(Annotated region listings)
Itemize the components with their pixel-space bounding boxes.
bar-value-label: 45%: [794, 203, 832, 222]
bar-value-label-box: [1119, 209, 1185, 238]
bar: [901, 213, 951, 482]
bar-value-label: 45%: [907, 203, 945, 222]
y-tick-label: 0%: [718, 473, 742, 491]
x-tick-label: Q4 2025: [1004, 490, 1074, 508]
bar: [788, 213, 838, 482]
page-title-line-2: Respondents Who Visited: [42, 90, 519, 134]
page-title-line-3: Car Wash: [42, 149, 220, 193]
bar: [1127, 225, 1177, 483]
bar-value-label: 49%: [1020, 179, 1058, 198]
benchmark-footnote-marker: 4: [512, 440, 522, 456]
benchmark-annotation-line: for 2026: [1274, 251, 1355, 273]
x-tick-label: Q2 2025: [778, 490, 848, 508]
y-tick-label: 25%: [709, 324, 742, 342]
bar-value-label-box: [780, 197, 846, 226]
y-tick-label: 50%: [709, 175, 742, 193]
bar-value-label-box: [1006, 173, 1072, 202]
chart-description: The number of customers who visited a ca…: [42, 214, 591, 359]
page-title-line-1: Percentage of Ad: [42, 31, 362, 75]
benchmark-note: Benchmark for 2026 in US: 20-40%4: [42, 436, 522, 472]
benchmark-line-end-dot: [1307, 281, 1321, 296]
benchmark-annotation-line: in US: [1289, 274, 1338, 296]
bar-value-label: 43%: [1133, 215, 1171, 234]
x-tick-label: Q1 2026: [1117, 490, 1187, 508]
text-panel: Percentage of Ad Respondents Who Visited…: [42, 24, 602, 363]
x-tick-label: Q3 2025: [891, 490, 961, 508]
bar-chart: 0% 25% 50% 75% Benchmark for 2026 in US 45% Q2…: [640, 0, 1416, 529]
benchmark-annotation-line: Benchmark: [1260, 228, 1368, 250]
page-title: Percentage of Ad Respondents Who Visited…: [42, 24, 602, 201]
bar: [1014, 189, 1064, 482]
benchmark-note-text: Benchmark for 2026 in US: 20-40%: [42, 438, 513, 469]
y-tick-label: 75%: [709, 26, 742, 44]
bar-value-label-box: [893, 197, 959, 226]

▸ **THE PROBLEM**
Rewrite all the rows above, changing every "x-tick-label" to "x-axis-label" and leaving the rest unchanged.

▸ **CORRECT ANSWER**
Itemize the components with their pixel-space bounding boxes.
bar-value-label: 45%: [794, 203, 832, 222]
bar-value-label-box: [1119, 209, 1185, 238]
bar: [901, 213, 951, 482]
bar-value-label: 45%: [907, 203, 945, 222]
y-tick-label: 0%: [718, 473, 742, 491]
x-axis-label: Q4 2025: [1004, 490, 1074, 508]
bar: [788, 213, 838, 482]
page-title-line-2: Respondents Who Visited: [42, 90, 519, 134]
page-title-line-3: Car Wash: [42, 149, 220, 193]
bar: [1127, 225, 1177, 483]
bar-value-label: 49%: [1020, 179, 1058, 198]
benchmark-footnote-marker: 4: [512, 440, 522, 456]
benchmark-annotation-line: for 2026: [1274, 251, 1355, 273]
x-axis-label: Q2 2025: [778, 490, 848, 508]
y-tick-label: 25%: [709, 324, 742, 342]
bar-value-label-box: [780, 197, 846, 226]
y-tick-label: 50%: [709, 175, 742, 193]
bar-value-label-box: [1006, 173, 1072, 202]
chart-description: The number of customers who visited a ca…: [42, 214, 591, 359]
page-title-line-1: Percentage of Ad: [42, 31, 362, 75]
benchmark-note: Benchmark for 2026 in US: 20-40%4: [42, 436, 522, 472]
benchmark-line-end-dot: [1307, 281, 1321, 296]
benchmark-annotation-line: in US: [1289, 274, 1338, 296]
bar-value-label: 43%: [1133, 215, 1171, 234]
x-axis-label: Q1 2026: [1117, 490, 1187, 508]
text-panel: Percentage of Ad Respondents Who Visited…: [42, 24, 602, 363]
x-axis-label: Q3 2025: [891, 490, 961, 508]
bar-chart: 0% 25% 50% 75% Benchmark for 2026 in US 45% Q2…: [640, 0, 1416, 529]
benchmark-annotation-line: Benchmark: [1260, 228, 1368, 250]
page-title: Percentage of Ad Respondents Who Visited…: [42, 24, 602, 201]
bar: [1014, 189, 1064, 482]
benchmark-note-text: Benchmark for 2026 in US: 20-40%: [42, 438, 513, 469]
y-tick-label: 75%: [709, 26, 742, 44]
bar-value-label-box: [893, 197, 959, 226]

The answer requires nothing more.